(Data entries for graphics)
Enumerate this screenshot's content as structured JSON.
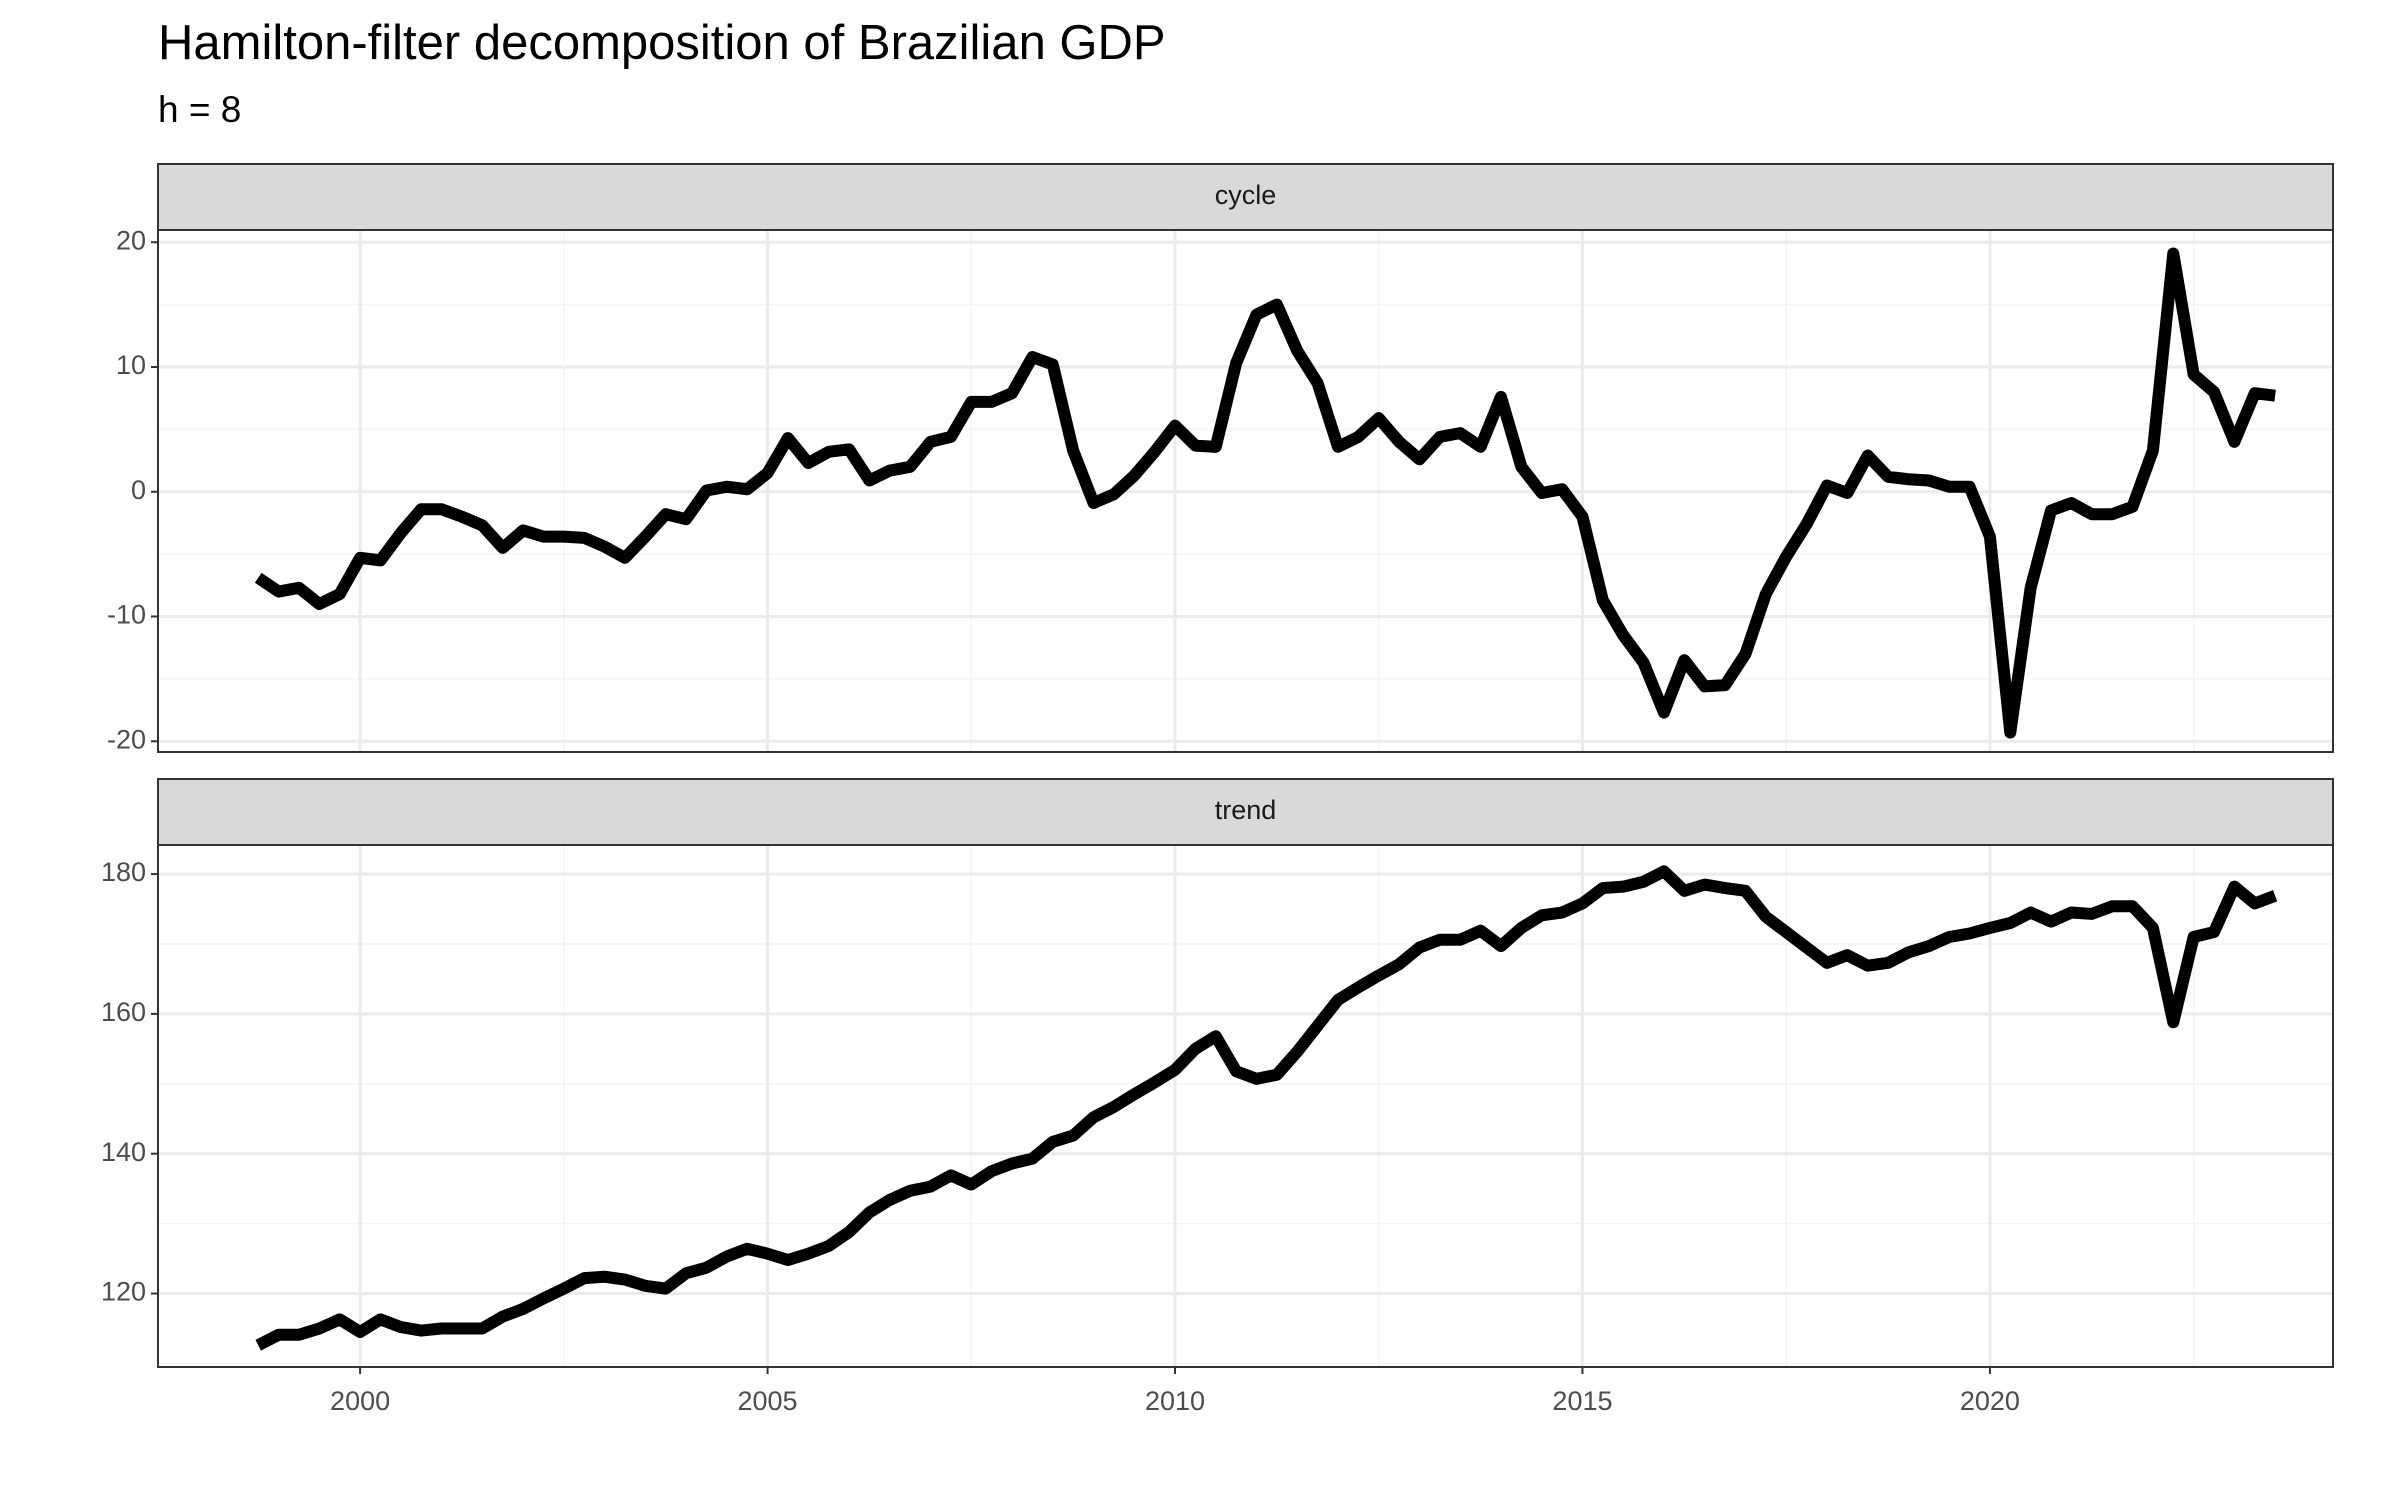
{
  "chart_data": {
    "type": "line",
    "title": "Hamilton-filter decomposition of Brazilian GDP",
    "subtitle": "h = 8",
    "color": "#000000",
    "grid": true,
    "x": [
      1998.75,
      1999,
      1999.25,
      1999.5,
      1999.75,
      2000,
      2000.25,
      2000.5,
      2000.75,
      2001,
      2001.25,
      2001.5,
      2001.75,
      2002,
      2002.25,
      2002.5,
      2002.75,
      2003,
      2003.25,
      2003.5,
      2003.75,
      2004,
      2004.25,
      2004.5,
      2004.75,
      2005,
      2005.25,
      2005.5,
      2005.75,
      2006,
      2006.25,
      2006.5,
      2006.75,
      2007,
      2007.25,
      2007.5,
      2007.75,
      2008,
      2008.25,
      2008.5,
      2008.75,
      2009,
      2009.25,
      2009.5,
      2009.75,
      2010,
      2010.25,
      2010.5,
      2010.75,
      2011,
      2011.25,
      2011.5,
      2011.75,
      2012,
      2012.25,
      2012.5,
      2012.75,
      2013,
      2013.25,
      2013.5,
      2013.75,
      2014,
      2014.25,
      2014.5,
      2014.75,
      2015,
      2015.25,
      2015.5,
      2015.75,
      2016,
      2016.25,
      2016.5,
      2016.75,
      2017,
      2017.25,
      2017.5,
      2017.75,
      2018,
      2018.25,
      2018.5,
      2018.75,
      2019,
      2019.25,
      2019.5,
      2019.75,
      2020,
      2020.25,
      2020.5,
      2020.75,
      2021,
      2021.25,
      2021.5,
      2021.75,
      2022,
      2022.25,
      2022.5,
      2022.75,
      2023,
      2023.25,
      2023.5
    ],
    "xlim": [
      1997.52,
      2024.21
    ],
    "xticks": [
      2000,
      2005,
      2010,
      2015,
      2020
    ],
    "panels": [
      {
        "name": "cycle",
        "values": [
          -6.9,
          -8.0,
          -7.7,
          -9.0,
          -8.2,
          -5.3,
          -5.5,
          -3.3,
          -1.4,
          -1.4,
          -2.0,
          -2.7,
          -4.5,
          -3.1,
          -3.6,
          -3.6,
          -3.7,
          -4.4,
          -5.3,
          -3.6,
          -1.8,
          -2.2,
          0.1,
          0.4,
          0.2,
          1.5,
          4.3,
          2.3,
          3.2,
          3.4,
          0.9,
          1.7,
          2.0,
          4.0,
          4.4,
          7.2,
          7.2,
          7.9,
          10.8,
          10.2,
          3.3,
          -0.9,
          -0.2,
          1.3,
          3.2,
          5.3,
          3.7,
          3.6,
          10.3,
          14.2,
          15.0,
          11.3,
          8.7,
          3.6,
          4.4,
          5.9,
          4.0,
          2.6,
          4.4,
          4.7,
          3.6,
          7.6,
          2.0,
          -0.1,
          0.2,
          -2.0,
          -8.7,
          -11.5,
          -13.7,
          -17.7,
          -13.5,
          -15.6,
          -15.5,
          -13.0,
          -8.2,
          -5.2,
          -2.6,
          0.5,
          -0.1,
          2.9,
          1.2,
          1.0,
          0.9,
          0.4,
          0.4,
          -3.6,
          -19.3,
          -7.7,
          -1.5,
          -0.9,
          -1.8,
          -1.8,
          -1.2,
          3.3,
          19.1,
          9.4,
          8.0,
          4.0,
          7.9,
          7.7
        ],
        "ylim": [
          -20.86,
          20.98
        ],
        "yticks": [
          -20,
          -10,
          0,
          10,
          20
        ]
      },
      {
        "name": "trend",
        "values": [
          112.6,
          114.1,
          114.1,
          115.0,
          116.3,
          114.5,
          116.3,
          115.2,
          114.7,
          115.0,
          115.0,
          115.0,
          116.7,
          117.8,
          119.3,
          120.7,
          122.2,
          122.4,
          122.0,
          121.1,
          120.7,
          122.9,
          123.7,
          125.3,
          126.4,
          125.7,
          124.8,
          125.7,
          126.8,
          128.8,
          131.6,
          133.4,
          134.7,
          135.3,
          136.9,
          135.6,
          137.5,
          138.6,
          139.3,
          141.7,
          142.6,
          145.2,
          146.7,
          148.5,
          150.2,
          152.0,
          155.0,
          156.8,
          151.8,
          150.7,
          151.3,
          154.6,
          158.3,
          162.0,
          163.8,
          165.5,
          167.1,
          169.5,
          170.6,
          170.6,
          171.9,
          169.7,
          172.3,
          174.1,
          174.5,
          175.8,
          178.0,
          178.2,
          178.9,
          180.4,
          177.6,
          178.5,
          178.0,
          177.6,
          173.9,
          171.7,
          169.5,
          167.3,
          168.4,
          166.9,
          167.3,
          168.8,
          169.7,
          171.0,
          171.5,
          172.3,
          173.0,
          174.5,
          173.2,
          174.5,
          174.3,
          175.4,
          175.4,
          172.3,
          158.8,
          171.0,
          171.7,
          178.2,
          175.8,
          176.9
        ],
        "ylim": [
          109.49,
          184.16
        ],
        "yticks": [
          120,
          140,
          160,
          180
        ]
      }
    ]
  }
}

_DIRECTION_
Every record gets retyped exactly; no picture goes into the copy.

_FINAL RESULT_
Enumerate this screenshot's content as structured JSON.
{
  "chart_data": {
    "type": "line",
    "title": "Hamilton-filter decomposition of Brazilian GDP",
    "subtitle": "h = 8",
    "color": "#000000",
    "grid": true,
    "x": [
      1998.75,
      1999,
      1999.25,
      1999.5,
      1999.75,
      2000,
      2000.25,
      2000.5,
      2000.75,
      2001,
      2001.25,
      2001.5,
      2001.75,
      2002,
      2002.25,
      2002.5,
      2002.75,
      2003,
      2003.25,
      2003.5,
      2003.75,
      2004,
      2004.25,
      2004.5,
      2004.75,
      2005,
      2005.25,
      2005.5,
      2005.75,
      2006,
      2006.25,
      2006.5,
      2006.75,
      2007,
      2007.25,
      2007.5,
      2007.75,
      2008,
      2008.25,
      2008.5,
      2008.75,
      2009,
      2009.25,
      2009.5,
      2009.75,
      2010,
      2010.25,
      2010.5,
      2010.75,
      2011,
      2011.25,
      2011.5,
      2011.75,
      2012,
      2012.25,
      2012.5,
      2012.75,
      2013,
      2013.25,
      2013.5,
      2013.75,
      2014,
      2014.25,
      2014.5,
      2014.75,
      2015,
      2015.25,
      2015.5,
      2015.75,
      2016,
      2016.25,
      2016.5,
      2016.75,
      2017,
      2017.25,
      2017.5,
      2017.75,
      2018,
      2018.25,
      2018.5,
      2018.75,
      2019,
      2019.25,
      2019.5,
      2019.75,
      2020,
      2020.25,
      2020.5,
      2020.75,
      2021,
      2021.25,
      2021.5,
      2021.75,
      2022,
      2022.25,
      2022.5,
      2022.75,
      2023,
      2023.25,
      2023.5
    ],
    "xlim": [
      1997.52,
      2024.21
    ],
    "xticks": [
      2000,
      2005,
      2010,
      2015,
      2020
    ],
    "panels": [
      {
        "name": "cycle",
        "values": [
          -6.9,
          -8.0,
          -7.7,
          -9.0,
          -8.2,
          -5.3,
          -5.5,
          -3.3,
          -1.4,
          -1.4,
          -2.0,
          -2.7,
          -4.5,
          -3.1,
          -3.6,
          -3.6,
          -3.7,
          -4.4,
          -5.3,
          -3.6,
          -1.8,
          -2.2,
          0.1,
          0.4,
          0.2,
          1.5,
          4.3,
          2.3,
          3.2,
          3.4,
          0.9,
          1.7,
          2.0,
          4.0,
          4.4,
          7.2,
          7.2,
          7.9,
          10.8,
          10.2,
          3.3,
          -0.9,
          -0.2,
          1.3,
          3.2,
          5.3,
          3.7,
          3.6,
          10.3,
          14.2,
          15.0,
          11.3,
          8.7,
          3.6,
          4.4,
          5.9,
          4.0,
          2.6,
          4.4,
          4.7,
          3.6,
          7.6,
          2.0,
          -0.1,
          0.2,
          -2.0,
          -8.7,
          -11.5,
          -13.7,
          -17.7,
          -13.5,
          -15.6,
          -15.5,
          -13.0,
          -8.2,
          -5.2,
          -2.6,
          0.5,
          -0.1,
          2.9,
          1.2,
          1.0,
          0.9,
          0.4,
          0.4,
          -3.6,
          -19.3,
          -7.7,
          -1.5,
          -0.9,
          -1.8,
          -1.8,
          -1.2,
          3.3,
          19.1,
          9.4,
          8.0,
          4.0,
          7.9,
          7.7
        ],
        "ylim": [
          -20.86,
          20.98
        ],
        "yticks": [
          -20,
          -10,
          0,
          10,
          20
        ]
      },
      {
        "name": "trend",
        "values": [
          112.6,
          114.1,
          114.1,
          115.0,
          116.3,
          114.5,
          116.3,
          115.2,
          114.7,
          115.0,
          115.0,
          115.0,
          116.7,
          117.8,
          119.3,
          120.7,
          122.2,
          122.4,
          122.0,
          121.1,
          120.7,
          122.9,
          123.7,
          125.3,
          126.4,
          125.7,
          124.8,
          125.7,
          126.8,
          128.8,
          131.6,
          133.4,
          134.7,
          135.3,
          136.9,
          135.6,
          137.5,
          138.6,
          139.3,
          141.7,
          142.6,
          145.2,
          146.7,
          148.5,
          150.2,
          152.0,
          155.0,
          156.8,
          151.8,
          150.7,
          151.3,
          154.6,
          158.3,
          162.0,
          163.8,
          165.5,
          167.1,
          169.5,
          170.6,
          170.6,
          171.9,
          169.7,
          172.3,
          174.1,
          174.5,
          175.8,
          178.0,
          178.2,
          178.9,
          180.4,
          177.6,
          178.5,
          178.0,
          177.6,
          173.9,
          171.7,
          169.5,
          167.3,
          168.4,
          166.9,
          167.3,
          168.8,
          169.7,
          171.0,
          171.5,
          172.3,
          173.0,
          174.5,
          173.2,
          174.5,
          174.3,
          175.4,
          175.4,
          172.3,
          158.8,
          171.0,
          171.7,
          178.2,
          175.8,
          176.9
        ],
        "ylim": [
          109.49,
          184.16
        ],
        "yticks": [
          120,
          140,
          160,
          180
        ]
      }
    ]
  }
}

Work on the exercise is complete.